## PROVIDED DATA
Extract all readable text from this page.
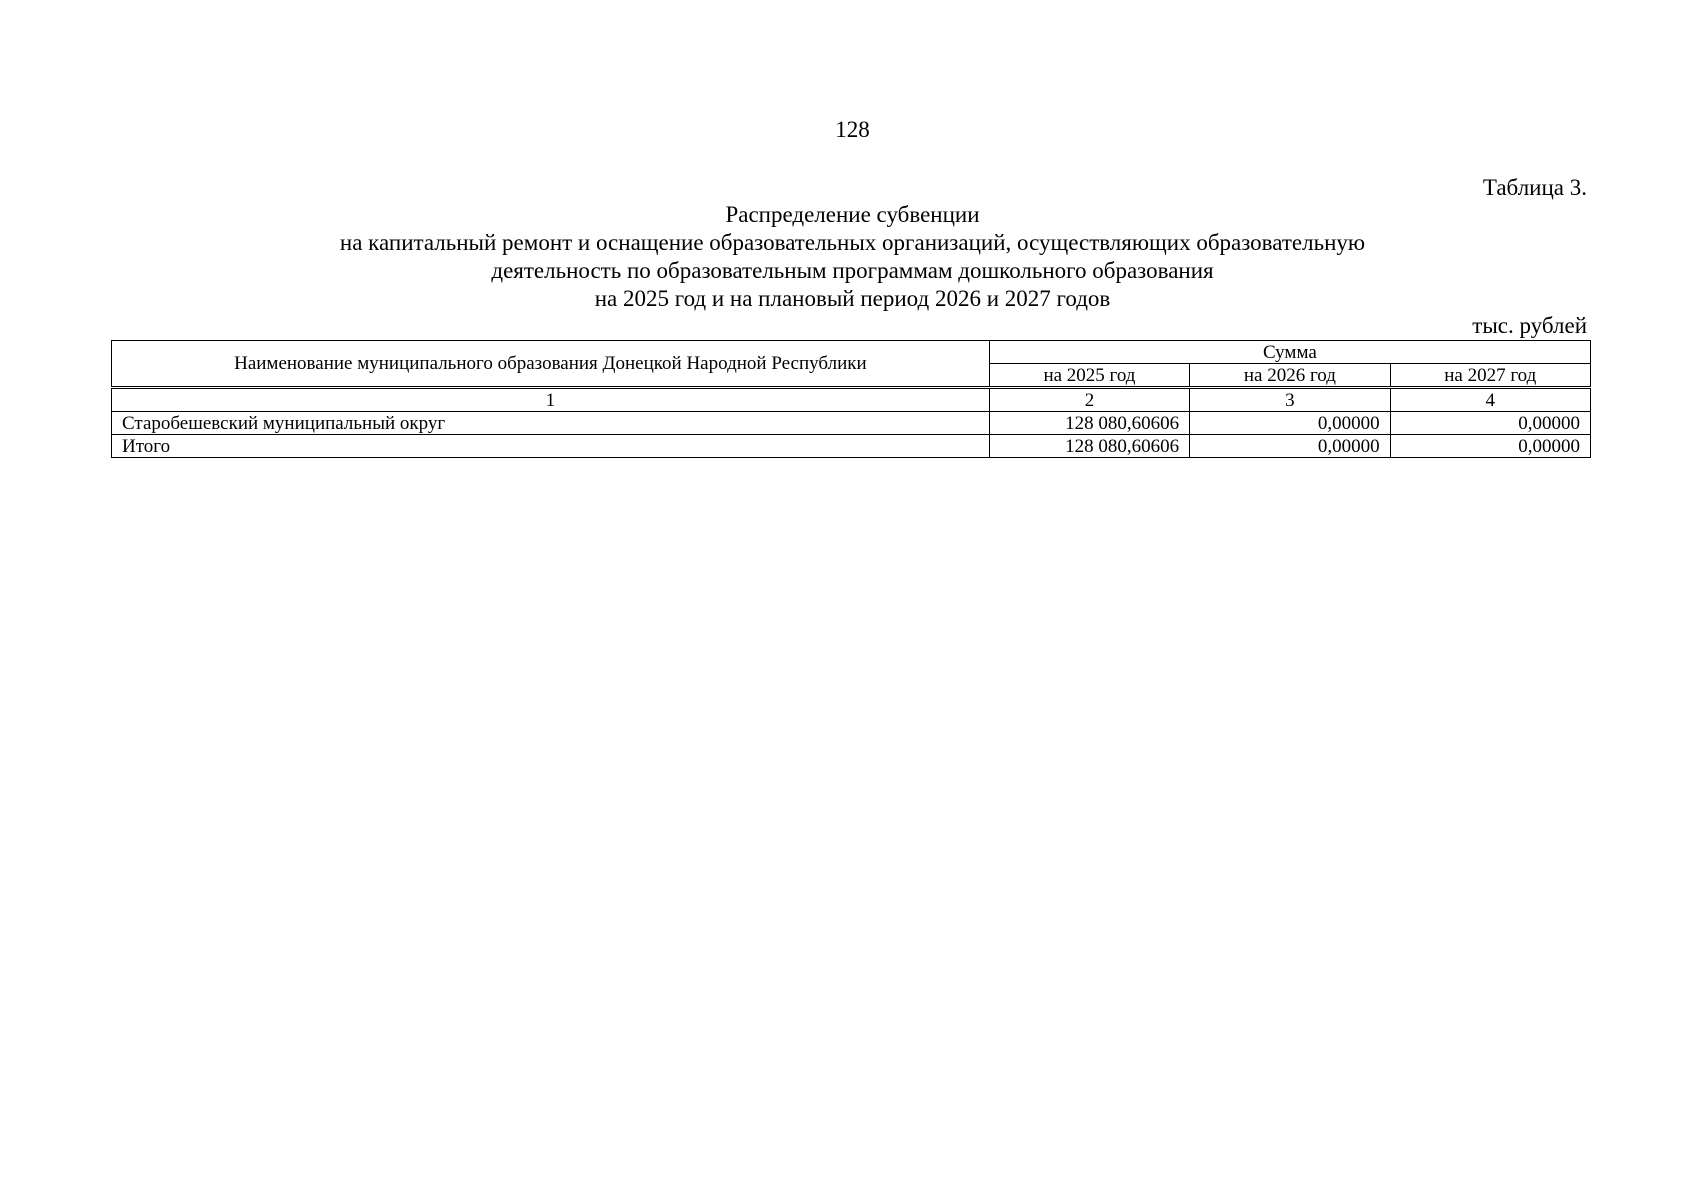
128
Таблица 3.
Распределение субвенции
на капитальный ремонт и оснащение образовательных организаций, осуществляющих образовательную
деятельность по образовательным программам дошкольного образования
на 2025 год и на плановый период 2026 и 2027 годов
тыс. рублей
Наименование муниципального образования Донецкой Народной Республики	Сумма		
	на 2025 год	на 2026 год	на 2027 год
1	2	3	4
Старобешевский муниципальный округ	128 080,60606	0,00000	0,00000
Итого	128 080,60606	0,00000	0,00000
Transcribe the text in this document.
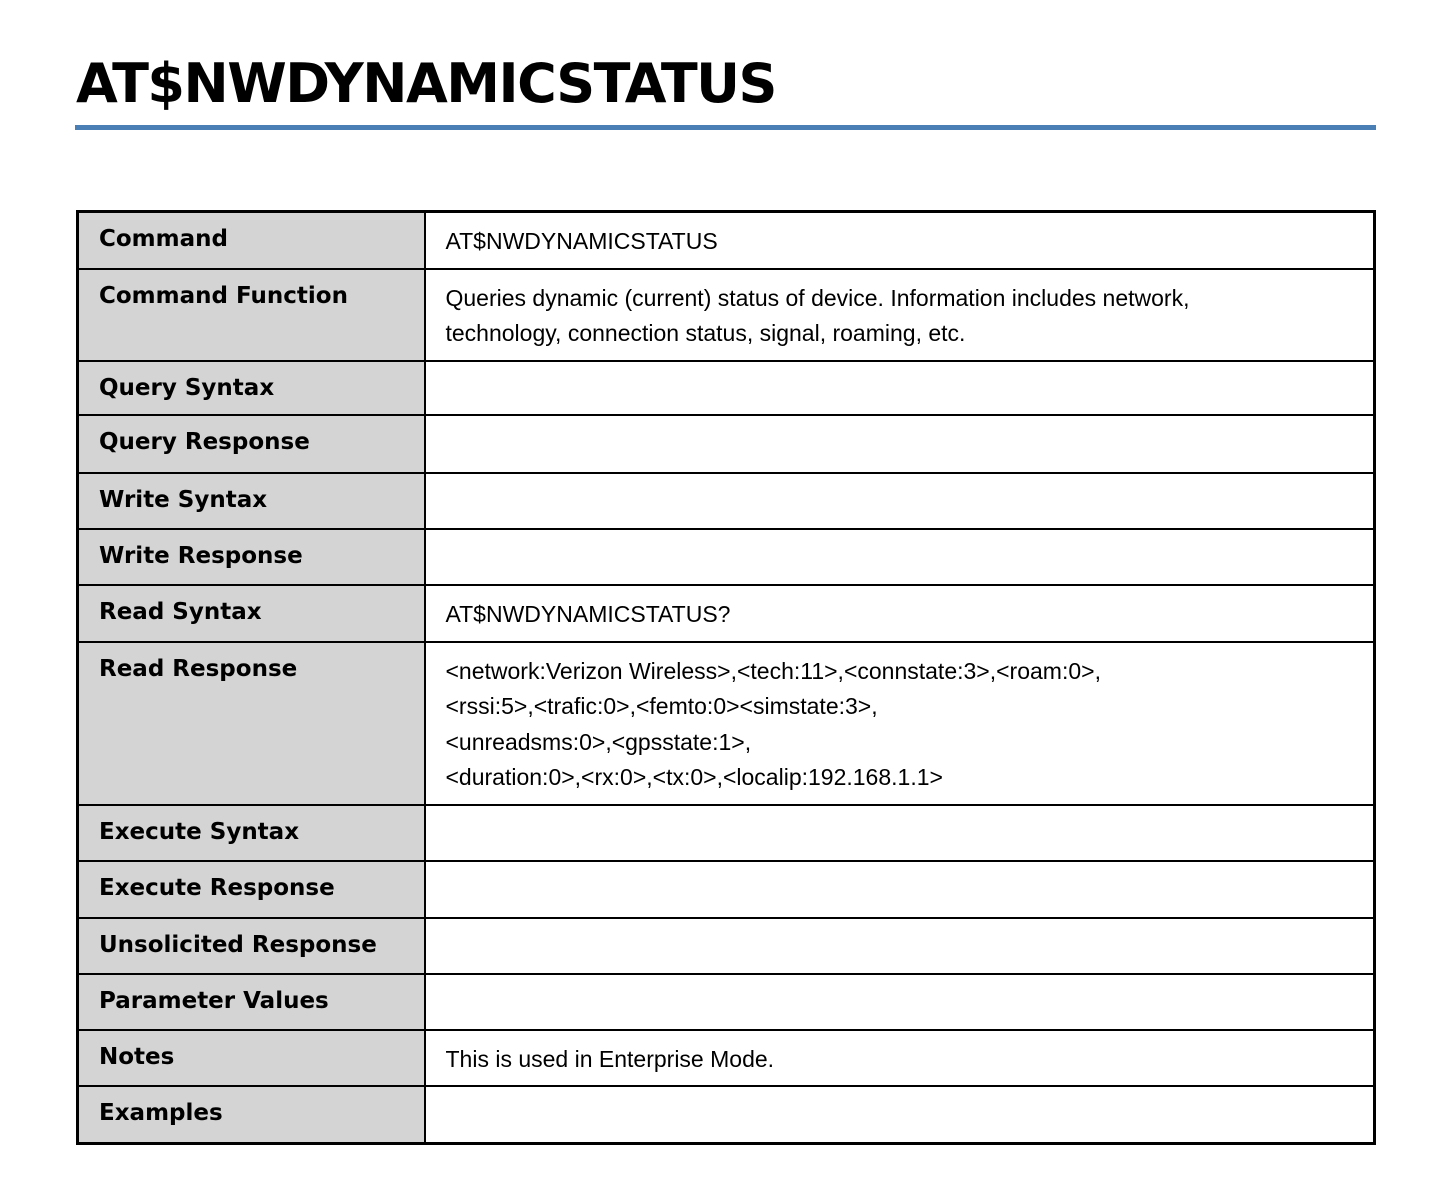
AT$NWDYNAMICSTATUS
Command	AT$NWDYNAMICSTATUS

Command Function	Queries dynamic (current) status of device. Information includes network,
technology, connection status, signal, roaming, etc.

Query Syntax	
Query Response	
Write Syntax	
Write Response	
Read Syntax	AT$NWDYNAMICSTATUS?

Read Response	<network:Verizon Wireless>,<tech:11>,<connstate:3>,<roam:0>,
<rssi:5>,<trafic:0>,<femto:0><simstate:3>,
<unreadsms:0>,<gpsstate:1>,
<duration:0>,<rx:0>,<tx:0>,<localip:192.168.1.1>

Execute Syntax	
Execute Response	
Unsolicited Response	
Parameter Values	
Notes	This is used in Enterprise Mode.

Examples	
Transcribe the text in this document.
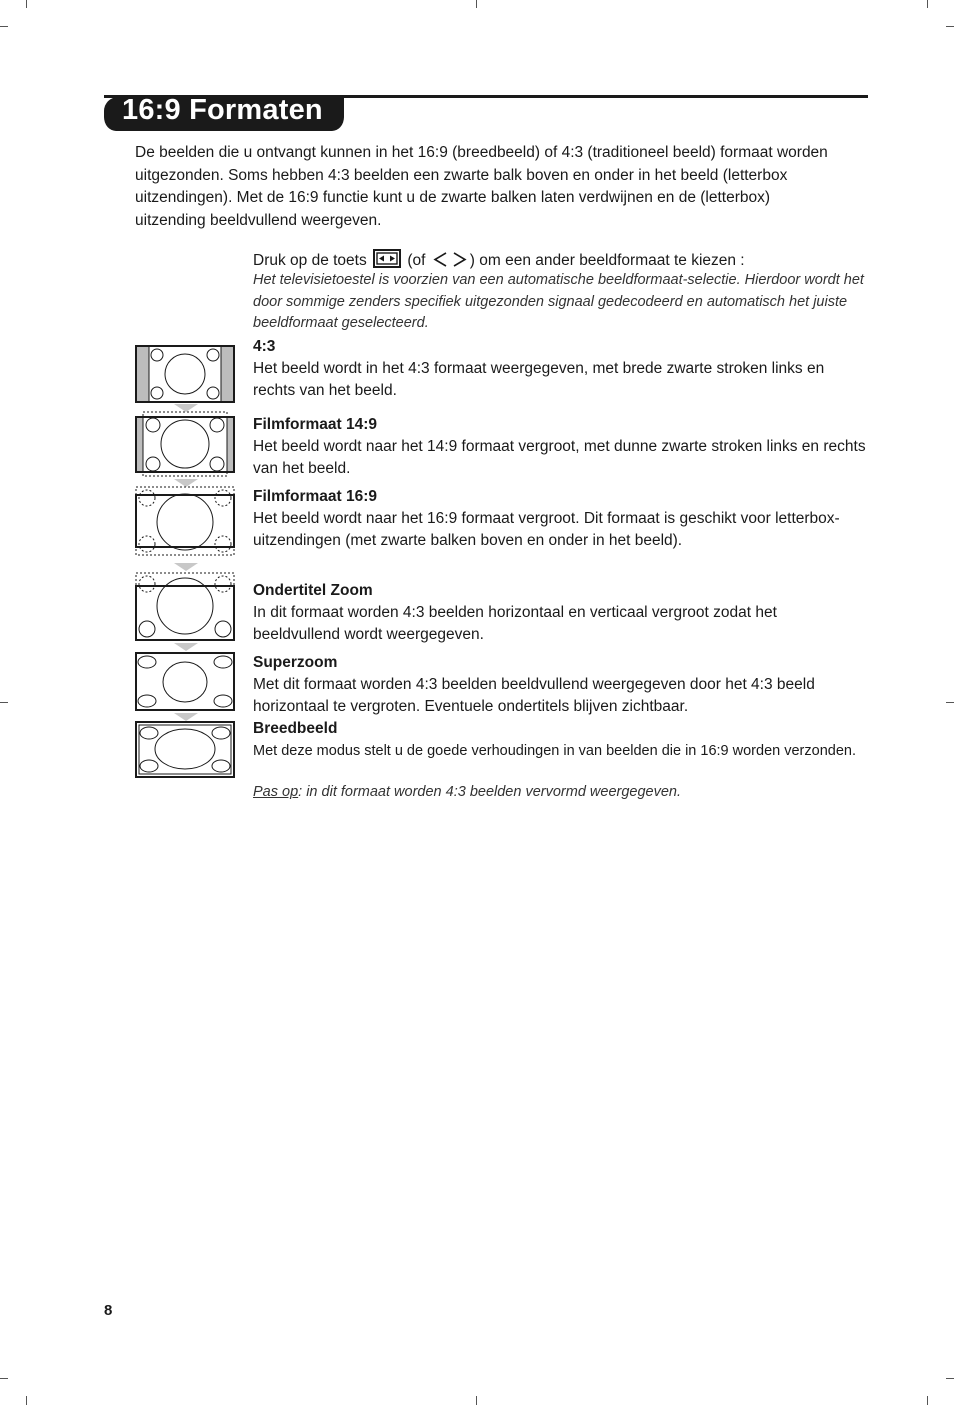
16:9 Formaten
De beelden die u ontvangt kunnen in het 16:9 (breedbeeld) of 4:3 (traditioneel beeld) formaat worden uitgezonden. Soms hebben 4:3 beelden een zwarte balk boven en onder in het beeld (letterbox uitzendingen). Met de 16:9 functie kunt u de zwarte balken laten verdwijnen en de (letterbox) uitzending beeldvullend weergeven.
Druk op de toets	(of	) om een ander beeldformaat te kiezen :
Het televisietoestel is voorzien van een automatische beeldformaat-selectie. Hierdoor wordt het door sommige zenders specifiek uitgezonden signaal gedecodeerd en automatisch het juiste beeldformaat geselecteerd.
4:3
Het beeld wordt in het 4:3 formaat weergegeven, met brede zwarte stroken links en rechts van het beeld.
Filmformaat 14:9
Het beeld wordt naar het 14:9 formaat vergroot, met dunne zwarte stroken links en rechts van het beeld.
Filmformaat 16:9
Het beeld wordt naar het 16:9 formaat vergroot. Dit formaat is geschikt voor letterbox-uitzendingen (met zwarte balken boven en onder in het beeld).
Ondertitel Zoom
In dit formaat worden 4:3 beelden horizontaal en verticaal vergroot zodat het beeldvullend wordt weergegeven.
Superzoom
Met dit formaat worden 4:3 beelden beeldvullend weergegeven door het 4:3 beeld horizontaal te vergroten. Eventuele ondertitels blijven zichtbaar.
Breedbeeld
Met deze modus stelt u de goede verhoudingen in van beelden die in 16:9 worden verzonden.
Pas op: in dit formaat worden 4:3 beelden vervormd weergegeven.
8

## REQUIREMENT
Leave out the pictures and give the rest of the records again exactly.

## WRITTEN ANSWER
Extract all readable text from this page.
128
Таблица 3.
Распределение субвенции
на капитальный ремонт и оснащение образовательных организаций, осуществляющих образовательную
деятельность по образовательным программам дошкольного образования
на 2025 год и на плановый период 2026 и 2027 годов
тыс. рублей
Наименование муниципального образования Донецкой Народной Республики	Сумма		
	на 2025 год	на 2026 год	на 2027 год
1	2	3	4
Старобешевский муниципальный округ	128 080,60606	0,00000	0,00000
Итого	128 080,60606	0,00000	0,00000
Transcribe the text in this document.
AT$NWDYNAMICSTATUS
Command	AT$NWDYNAMICSTATUS

Command Function	Queries dynamic (current) status of device. Information includes network,
technology, connection status, signal, roaming, etc.

Query Syntax	
Query Response	
Write Syntax	
Write Response	
Read Syntax	AT$NWDYNAMICSTATUS?

Read Response	<network:Verizon Wireless>,<tech:11>,<connstate:3>,<roam:0>,
<rssi:5>,<trafic:0>,<femto:0><simstate:3>,
<unreadsms:0>,<gpsstate:1>,
<duration:0>,<rx:0>,<tx:0>,<localip:192.168.1.1>

Execute Syntax	
Execute Response	
Unsolicited Response	
Parameter Values	
Notes	This is used in Enterprise Mode.

Examples	
Transcribe the text in this document.
16:9 Formaten
De beelden die u ontvangt kunnen in het 16:9 (breedbeeld) of 4:3 (traditioneel beeld) formaat worden uitgezonden. Soms hebben 4:3 beelden een zwarte balk boven en onder in het beeld (letterbox uitzendingen). Met de 16:9 functie kunt u de zwarte balken laten verdwijnen en de (letterbox) uitzending beeldvullend weergeven.
Druk op de toets	(of	) om een ander beeldformaat te kiezen :
Het televisietoestel is voorzien van een automatische beeldformaat-selectie. Hierdoor wordt het door sommige zenders specifiek uitgezonden signaal gedecodeerd en automatisch het juiste beeldformaat geselecteerd.
4:3
Het beeld wordt in het 4:3 formaat weergegeven, met brede zwarte stroken links en rechts van het beeld.
Filmformaat 14:9
Het beeld wordt naar het 14:9 formaat vergroot, met dunne zwarte stroken links en rechts van het beeld.
Filmformaat 16:9
Het beeld wordt naar het 16:9 formaat vergroot. Dit formaat is geschikt voor letterbox-uitzendingen (met zwarte balken boven en onder in het beeld).
Ondertitel Zoom
In dit formaat worden 4:3 beelden horizontaal en verticaal vergroot zodat het beeldvullend wordt weergegeven.
Superzoom
Met dit formaat worden 4:3 beelden beeldvullend weergegeven door het 4:3 beeld horizontaal te vergroten. Eventuele ondertitels blijven zichtbaar.
Breedbeeld
Met deze modus stelt u de goede verhoudingen in van beelden die in 16:9 worden verzonden.
Pas op: in dit formaat worden 4:3 beelden vervormd weergegeven.
8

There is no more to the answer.